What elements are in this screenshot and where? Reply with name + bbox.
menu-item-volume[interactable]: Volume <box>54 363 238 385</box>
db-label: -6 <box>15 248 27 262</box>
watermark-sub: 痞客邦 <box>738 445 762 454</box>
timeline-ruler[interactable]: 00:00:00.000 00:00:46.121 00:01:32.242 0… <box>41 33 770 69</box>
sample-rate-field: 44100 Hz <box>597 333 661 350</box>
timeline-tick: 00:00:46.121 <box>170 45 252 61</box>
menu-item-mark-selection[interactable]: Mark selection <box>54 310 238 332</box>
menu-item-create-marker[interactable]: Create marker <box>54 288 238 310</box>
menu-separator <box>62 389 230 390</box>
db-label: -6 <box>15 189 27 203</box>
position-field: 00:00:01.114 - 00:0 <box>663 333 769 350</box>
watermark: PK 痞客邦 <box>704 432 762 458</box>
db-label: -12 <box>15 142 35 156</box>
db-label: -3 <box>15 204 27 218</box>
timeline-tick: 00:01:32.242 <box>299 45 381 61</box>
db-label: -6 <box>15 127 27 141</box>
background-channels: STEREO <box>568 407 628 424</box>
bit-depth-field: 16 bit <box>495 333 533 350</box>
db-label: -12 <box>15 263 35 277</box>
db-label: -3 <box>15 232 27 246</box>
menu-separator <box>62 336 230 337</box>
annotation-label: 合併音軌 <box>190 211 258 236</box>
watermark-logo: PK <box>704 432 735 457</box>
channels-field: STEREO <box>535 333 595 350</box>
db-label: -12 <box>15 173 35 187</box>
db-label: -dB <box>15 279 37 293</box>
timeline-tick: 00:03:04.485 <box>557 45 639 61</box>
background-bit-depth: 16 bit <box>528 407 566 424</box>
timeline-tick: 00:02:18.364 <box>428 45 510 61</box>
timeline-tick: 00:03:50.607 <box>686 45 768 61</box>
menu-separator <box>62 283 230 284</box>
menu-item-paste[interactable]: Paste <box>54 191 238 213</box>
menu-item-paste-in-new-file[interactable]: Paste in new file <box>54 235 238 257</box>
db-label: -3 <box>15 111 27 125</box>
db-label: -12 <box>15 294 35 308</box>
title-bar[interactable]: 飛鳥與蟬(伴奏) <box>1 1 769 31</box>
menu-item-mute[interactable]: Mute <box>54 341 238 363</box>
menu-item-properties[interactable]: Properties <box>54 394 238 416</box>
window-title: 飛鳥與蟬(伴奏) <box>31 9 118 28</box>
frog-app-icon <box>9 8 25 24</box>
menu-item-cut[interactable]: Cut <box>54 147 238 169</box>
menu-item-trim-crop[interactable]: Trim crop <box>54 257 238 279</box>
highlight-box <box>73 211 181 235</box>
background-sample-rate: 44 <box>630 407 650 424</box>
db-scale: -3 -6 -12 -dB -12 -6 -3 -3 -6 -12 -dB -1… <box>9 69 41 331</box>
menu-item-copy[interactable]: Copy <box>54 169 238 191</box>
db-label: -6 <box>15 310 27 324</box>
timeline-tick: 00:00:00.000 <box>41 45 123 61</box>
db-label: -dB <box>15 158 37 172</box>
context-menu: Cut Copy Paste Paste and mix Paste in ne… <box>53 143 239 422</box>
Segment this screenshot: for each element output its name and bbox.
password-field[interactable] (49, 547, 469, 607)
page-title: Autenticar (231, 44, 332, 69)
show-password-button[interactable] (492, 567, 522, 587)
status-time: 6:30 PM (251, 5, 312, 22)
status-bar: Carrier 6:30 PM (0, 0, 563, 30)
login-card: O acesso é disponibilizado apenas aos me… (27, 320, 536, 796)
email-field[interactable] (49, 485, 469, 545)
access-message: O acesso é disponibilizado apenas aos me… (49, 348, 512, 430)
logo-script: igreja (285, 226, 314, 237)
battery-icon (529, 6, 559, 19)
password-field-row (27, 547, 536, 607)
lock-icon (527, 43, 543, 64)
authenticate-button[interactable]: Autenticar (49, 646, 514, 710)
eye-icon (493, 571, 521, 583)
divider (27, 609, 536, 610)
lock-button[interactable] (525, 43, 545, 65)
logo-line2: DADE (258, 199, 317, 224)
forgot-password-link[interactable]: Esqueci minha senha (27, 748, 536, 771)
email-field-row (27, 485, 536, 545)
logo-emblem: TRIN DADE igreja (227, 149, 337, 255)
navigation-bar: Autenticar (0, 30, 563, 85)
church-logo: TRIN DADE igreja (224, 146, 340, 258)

^^^^

AIM>
Copy out all of the material above word for word, keeping every line in its original order.

COMPLETE RESPONSE>
What elements are in this screenshot and where? Reply with name + bbox.
menu-item-volume[interactable]: Volume <box>54 363 238 385</box>
db-label: -6 <box>15 248 27 262</box>
watermark-sub: 痞客邦 <box>738 445 762 454</box>
timeline-ruler[interactable]: 00:00:00.000 00:00:46.121 00:01:32.242 0… <box>41 33 770 69</box>
sample-rate-field: 44100 Hz <box>597 333 661 350</box>
timeline-tick: 00:00:46.121 <box>170 45 252 61</box>
menu-item-mark-selection[interactable]: Mark selection <box>54 310 238 332</box>
menu-item-create-marker[interactable]: Create marker <box>54 288 238 310</box>
menu-separator <box>62 389 230 390</box>
db-label: -6 <box>15 189 27 203</box>
position-field: 00:00:01.114 - 00:0 <box>663 333 769 350</box>
watermark: PK 痞客邦 <box>704 432 762 458</box>
db-label: -12 <box>15 142 35 156</box>
db-label: -3 <box>15 204 27 218</box>
timeline-tick: 00:01:32.242 <box>299 45 381 61</box>
db-label: -6 <box>15 127 27 141</box>
background-channels: STEREO <box>568 407 628 424</box>
bit-depth-field: 16 bit <box>495 333 533 350</box>
db-label: -12 <box>15 263 35 277</box>
db-label: -3 <box>15 232 27 246</box>
menu-separator <box>62 336 230 337</box>
annotation-label: 合併音軌 <box>190 211 258 236</box>
watermark-logo: PK <box>704 432 735 457</box>
channels-field: STEREO <box>535 333 595 350</box>
db-label: -12 <box>15 173 35 187</box>
db-label: -dB <box>15 279 37 293</box>
timeline-tick: 00:03:04.485 <box>557 45 639 61</box>
background-bit-depth: 16 bit <box>528 407 566 424</box>
timeline-tick: 00:02:18.364 <box>428 45 510 61</box>
timeline-tick: 00:03:50.607 <box>686 45 768 61</box>
menu-separator <box>62 283 230 284</box>
menu-item-paste[interactable]: Paste <box>54 191 238 213</box>
menu-item-paste-in-new-file[interactable]: Paste in new file <box>54 235 238 257</box>
db-label: -3 <box>15 111 27 125</box>
db-label: -12 <box>15 294 35 308</box>
title-bar[interactable]: 飛鳥與蟬(伴奏) <box>1 1 769 31</box>
menu-item-mute[interactable]: Mute <box>54 341 238 363</box>
menu-item-properties[interactable]: Properties <box>54 394 238 416</box>
window-title: 飛鳥與蟬(伴奏) <box>31 9 118 28</box>
frog-app-icon <box>9 8 25 24</box>
menu-item-cut[interactable]: Cut <box>54 147 238 169</box>
menu-item-trim-crop[interactable]: Trim crop <box>54 257 238 279</box>
highlight-box <box>73 211 181 235</box>
background-sample-rate: 44 <box>630 407 650 424</box>
db-scale: -3 -6 -12 -dB -12 -6 -3 -3 -6 -12 -dB -1… <box>9 69 41 331</box>
menu-item-copy[interactable]: Copy <box>54 169 238 191</box>
db-label: -6 <box>15 310 27 324</box>
timeline-tick: 00:00:00.000 <box>41 45 123 61</box>
db-label: -dB <box>15 158 37 172</box>
context-menu: Cut Copy Paste Paste and mix Paste in ne… <box>53 143 239 422</box>
Segment this screenshot: for each element output its name and bbox.
password-field[interactable] (49, 547, 469, 607)
page-title: Autenticar (231, 44, 332, 69)
show-password-button[interactable] (492, 567, 522, 587)
status-time: 6:30 PM (251, 5, 312, 22)
status-bar: Carrier 6:30 PM (0, 0, 563, 30)
login-card: O acesso é disponibilizado apenas aos me… (27, 320, 536, 796)
email-field[interactable] (49, 485, 469, 545)
access-message: O acesso é disponibilizado apenas aos me… (49, 348, 512, 430)
logo-script: igreja (285, 226, 314, 237)
battery-icon (529, 6, 559, 19)
password-field-row (27, 547, 536, 607)
lock-icon (527, 43, 543, 64)
authenticate-button[interactable]: Autenticar (49, 646, 514, 710)
eye-icon (493, 571, 521, 583)
divider (27, 609, 536, 610)
lock-button[interactable] (525, 43, 545, 65)
logo-line2: DADE (258, 199, 317, 224)
forgot-password-link[interactable]: Esqueci minha senha (27, 748, 536, 771)
email-field-row (27, 485, 536, 545)
logo-emblem: TRIN DADE igreja (227, 149, 337, 255)
navigation-bar: Autenticar (0, 30, 563, 85)
church-logo: TRIN DADE igreja (224, 146, 340, 258)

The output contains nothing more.